| Required task |
In the data that follows, count every line holding the string "name" and give the count alone.

| Exercise input |
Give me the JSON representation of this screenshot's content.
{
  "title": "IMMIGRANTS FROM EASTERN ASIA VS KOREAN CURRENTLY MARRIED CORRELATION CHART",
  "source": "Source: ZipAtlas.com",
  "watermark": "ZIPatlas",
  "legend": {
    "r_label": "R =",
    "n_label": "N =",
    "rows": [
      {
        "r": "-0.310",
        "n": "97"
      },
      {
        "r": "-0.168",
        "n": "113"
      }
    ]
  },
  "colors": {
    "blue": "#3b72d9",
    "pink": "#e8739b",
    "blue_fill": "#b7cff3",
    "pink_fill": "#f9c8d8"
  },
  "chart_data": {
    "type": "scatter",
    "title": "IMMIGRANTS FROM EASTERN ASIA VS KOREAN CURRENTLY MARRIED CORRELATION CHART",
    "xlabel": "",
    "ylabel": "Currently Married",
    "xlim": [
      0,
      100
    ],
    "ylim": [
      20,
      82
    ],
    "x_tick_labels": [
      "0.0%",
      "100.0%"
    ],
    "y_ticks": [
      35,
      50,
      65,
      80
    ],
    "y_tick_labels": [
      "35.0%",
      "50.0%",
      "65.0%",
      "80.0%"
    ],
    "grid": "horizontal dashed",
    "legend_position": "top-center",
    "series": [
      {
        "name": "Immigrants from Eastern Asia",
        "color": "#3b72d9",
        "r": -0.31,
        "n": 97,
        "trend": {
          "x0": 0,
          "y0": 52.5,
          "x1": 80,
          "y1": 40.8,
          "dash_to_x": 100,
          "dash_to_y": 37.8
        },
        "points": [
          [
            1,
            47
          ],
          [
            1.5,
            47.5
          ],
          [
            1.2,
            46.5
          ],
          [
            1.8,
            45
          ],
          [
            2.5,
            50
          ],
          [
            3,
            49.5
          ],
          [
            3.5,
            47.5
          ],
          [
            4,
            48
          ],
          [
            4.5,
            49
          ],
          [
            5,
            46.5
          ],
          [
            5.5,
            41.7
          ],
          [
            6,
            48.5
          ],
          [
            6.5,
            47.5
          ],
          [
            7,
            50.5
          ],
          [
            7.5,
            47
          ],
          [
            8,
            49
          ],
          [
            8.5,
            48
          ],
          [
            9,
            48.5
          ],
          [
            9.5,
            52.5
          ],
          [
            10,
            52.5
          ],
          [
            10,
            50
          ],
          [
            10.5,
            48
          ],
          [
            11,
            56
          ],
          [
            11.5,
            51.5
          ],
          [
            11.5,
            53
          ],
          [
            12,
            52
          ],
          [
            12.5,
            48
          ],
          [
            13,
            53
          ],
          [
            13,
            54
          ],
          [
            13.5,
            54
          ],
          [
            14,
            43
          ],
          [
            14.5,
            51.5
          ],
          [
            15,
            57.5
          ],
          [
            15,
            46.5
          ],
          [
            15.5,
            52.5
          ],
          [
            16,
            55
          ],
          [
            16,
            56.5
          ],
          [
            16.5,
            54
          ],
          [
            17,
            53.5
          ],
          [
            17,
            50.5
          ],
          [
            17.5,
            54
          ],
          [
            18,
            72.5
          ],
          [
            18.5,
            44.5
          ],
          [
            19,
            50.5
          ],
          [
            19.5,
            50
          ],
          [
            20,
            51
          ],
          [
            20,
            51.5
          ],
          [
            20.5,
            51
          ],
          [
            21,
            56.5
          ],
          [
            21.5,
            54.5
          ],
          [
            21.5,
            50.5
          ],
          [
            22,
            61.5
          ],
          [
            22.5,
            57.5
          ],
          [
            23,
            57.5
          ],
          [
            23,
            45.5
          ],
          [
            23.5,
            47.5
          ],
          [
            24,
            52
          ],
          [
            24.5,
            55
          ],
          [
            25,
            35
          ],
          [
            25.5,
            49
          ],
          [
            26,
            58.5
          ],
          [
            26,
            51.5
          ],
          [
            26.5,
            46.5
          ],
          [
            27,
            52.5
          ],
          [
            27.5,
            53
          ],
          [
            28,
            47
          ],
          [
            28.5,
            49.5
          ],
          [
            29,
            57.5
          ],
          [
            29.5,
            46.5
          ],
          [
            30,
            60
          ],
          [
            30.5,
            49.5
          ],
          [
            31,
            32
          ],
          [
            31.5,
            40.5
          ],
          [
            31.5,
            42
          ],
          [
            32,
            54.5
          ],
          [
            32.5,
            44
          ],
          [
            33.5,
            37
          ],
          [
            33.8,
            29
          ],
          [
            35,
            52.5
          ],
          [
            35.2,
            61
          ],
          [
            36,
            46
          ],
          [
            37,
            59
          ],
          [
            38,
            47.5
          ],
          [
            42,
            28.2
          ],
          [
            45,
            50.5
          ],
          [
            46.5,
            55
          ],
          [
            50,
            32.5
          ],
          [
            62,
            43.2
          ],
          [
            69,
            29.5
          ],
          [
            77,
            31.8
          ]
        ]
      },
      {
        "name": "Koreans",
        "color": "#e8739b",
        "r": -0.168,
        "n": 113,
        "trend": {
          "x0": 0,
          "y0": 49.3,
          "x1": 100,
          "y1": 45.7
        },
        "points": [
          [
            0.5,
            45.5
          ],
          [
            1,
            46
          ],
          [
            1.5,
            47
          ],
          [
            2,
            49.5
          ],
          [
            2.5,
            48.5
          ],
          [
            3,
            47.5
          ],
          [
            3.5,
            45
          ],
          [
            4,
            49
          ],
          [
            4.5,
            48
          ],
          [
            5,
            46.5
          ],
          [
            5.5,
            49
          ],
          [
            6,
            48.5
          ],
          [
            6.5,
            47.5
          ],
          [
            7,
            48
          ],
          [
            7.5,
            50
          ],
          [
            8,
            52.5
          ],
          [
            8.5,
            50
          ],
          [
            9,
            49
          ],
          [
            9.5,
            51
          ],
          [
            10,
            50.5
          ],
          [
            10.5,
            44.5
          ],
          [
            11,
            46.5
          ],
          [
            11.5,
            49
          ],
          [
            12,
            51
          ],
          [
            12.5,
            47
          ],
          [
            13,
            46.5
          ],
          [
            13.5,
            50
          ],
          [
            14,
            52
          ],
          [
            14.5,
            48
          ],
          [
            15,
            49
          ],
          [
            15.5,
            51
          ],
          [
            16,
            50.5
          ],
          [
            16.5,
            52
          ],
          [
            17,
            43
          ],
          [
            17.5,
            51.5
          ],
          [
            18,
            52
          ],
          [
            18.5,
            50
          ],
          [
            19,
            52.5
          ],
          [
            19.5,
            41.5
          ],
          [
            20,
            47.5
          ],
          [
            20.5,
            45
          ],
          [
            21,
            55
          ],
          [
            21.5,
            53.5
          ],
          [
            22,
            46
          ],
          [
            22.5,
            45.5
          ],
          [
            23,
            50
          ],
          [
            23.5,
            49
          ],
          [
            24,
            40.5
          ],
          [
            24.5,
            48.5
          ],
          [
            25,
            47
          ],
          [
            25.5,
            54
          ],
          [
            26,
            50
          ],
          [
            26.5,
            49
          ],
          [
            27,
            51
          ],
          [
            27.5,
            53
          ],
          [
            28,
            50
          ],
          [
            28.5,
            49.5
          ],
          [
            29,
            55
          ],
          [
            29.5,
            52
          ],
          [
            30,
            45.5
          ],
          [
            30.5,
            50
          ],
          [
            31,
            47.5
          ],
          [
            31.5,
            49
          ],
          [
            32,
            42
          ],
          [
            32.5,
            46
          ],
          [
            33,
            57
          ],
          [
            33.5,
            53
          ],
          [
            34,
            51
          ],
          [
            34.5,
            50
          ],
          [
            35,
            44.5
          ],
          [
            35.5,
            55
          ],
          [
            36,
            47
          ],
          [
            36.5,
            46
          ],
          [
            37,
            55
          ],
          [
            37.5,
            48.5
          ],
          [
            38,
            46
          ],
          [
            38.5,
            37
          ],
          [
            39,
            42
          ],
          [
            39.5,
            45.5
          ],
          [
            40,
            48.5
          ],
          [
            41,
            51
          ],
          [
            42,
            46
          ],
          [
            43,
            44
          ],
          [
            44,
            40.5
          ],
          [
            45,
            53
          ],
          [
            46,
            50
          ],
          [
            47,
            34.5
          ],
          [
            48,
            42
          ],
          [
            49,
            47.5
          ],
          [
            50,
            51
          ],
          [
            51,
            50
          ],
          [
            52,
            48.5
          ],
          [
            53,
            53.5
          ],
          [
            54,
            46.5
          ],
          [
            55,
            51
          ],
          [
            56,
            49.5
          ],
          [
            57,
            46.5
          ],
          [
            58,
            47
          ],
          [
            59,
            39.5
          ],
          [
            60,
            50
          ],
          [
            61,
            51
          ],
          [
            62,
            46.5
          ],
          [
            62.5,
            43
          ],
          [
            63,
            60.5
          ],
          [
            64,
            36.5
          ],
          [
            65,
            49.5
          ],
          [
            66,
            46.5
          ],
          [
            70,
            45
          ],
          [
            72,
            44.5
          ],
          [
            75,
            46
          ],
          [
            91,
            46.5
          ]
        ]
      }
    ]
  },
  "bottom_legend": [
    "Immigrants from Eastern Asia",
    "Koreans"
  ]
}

| Result of the task |
2